> _EXERCISE INSTRUCTIONS_
Print every entry, word for word, and skip the images.

> _LISTING_
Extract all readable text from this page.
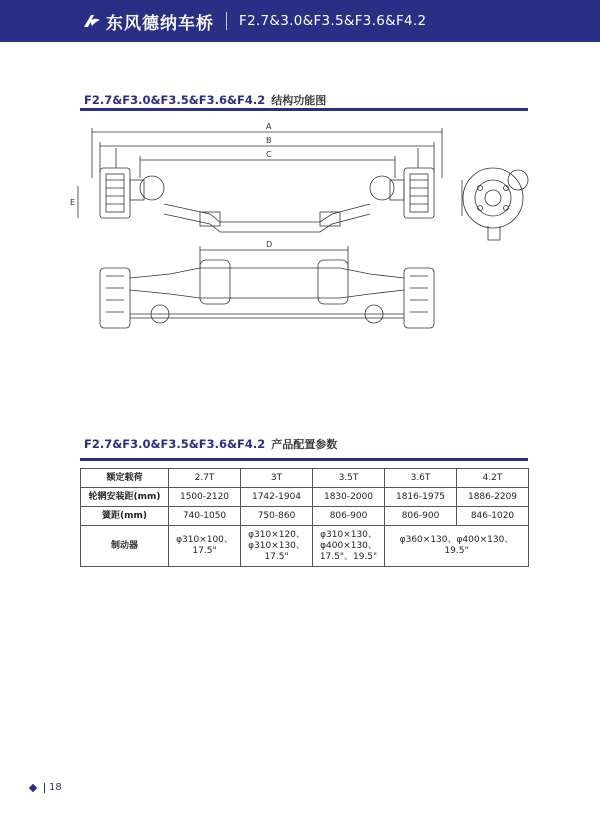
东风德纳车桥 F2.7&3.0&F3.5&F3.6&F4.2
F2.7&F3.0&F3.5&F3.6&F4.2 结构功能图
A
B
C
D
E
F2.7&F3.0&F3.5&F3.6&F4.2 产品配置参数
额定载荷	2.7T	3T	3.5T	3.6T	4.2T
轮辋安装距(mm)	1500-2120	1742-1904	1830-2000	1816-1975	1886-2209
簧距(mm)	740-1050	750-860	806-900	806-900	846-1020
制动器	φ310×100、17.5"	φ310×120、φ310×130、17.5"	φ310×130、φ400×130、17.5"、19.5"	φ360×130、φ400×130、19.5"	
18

> _REPLY TO THE TASK_
Extract all readable text from this page.
东风德纳车桥 F2.7&3.0&F3.5&F3.6&F4.2
F2.7&F3.0&F3.5&F3.6&F4.2 结构功能图
A
B
C
D
E
F2.7&F3.0&F3.5&F3.6&F4.2 产品配置参数
额定载荷	2.7T	3T	3.5T	3.6T	4.2T
轮辋安装距(mm)	1500-2120	1742-1904	1830-2000	1816-1975	1886-2209
簧距(mm)	740-1050	750-860	806-900	806-900	846-1020
制动器	φ310×100、17.5"	φ310×120、φ310×130、17.5"	φ310×130、φ400×130、17.5"、19.5"	φ360×130、φ400×130、19.5"	
18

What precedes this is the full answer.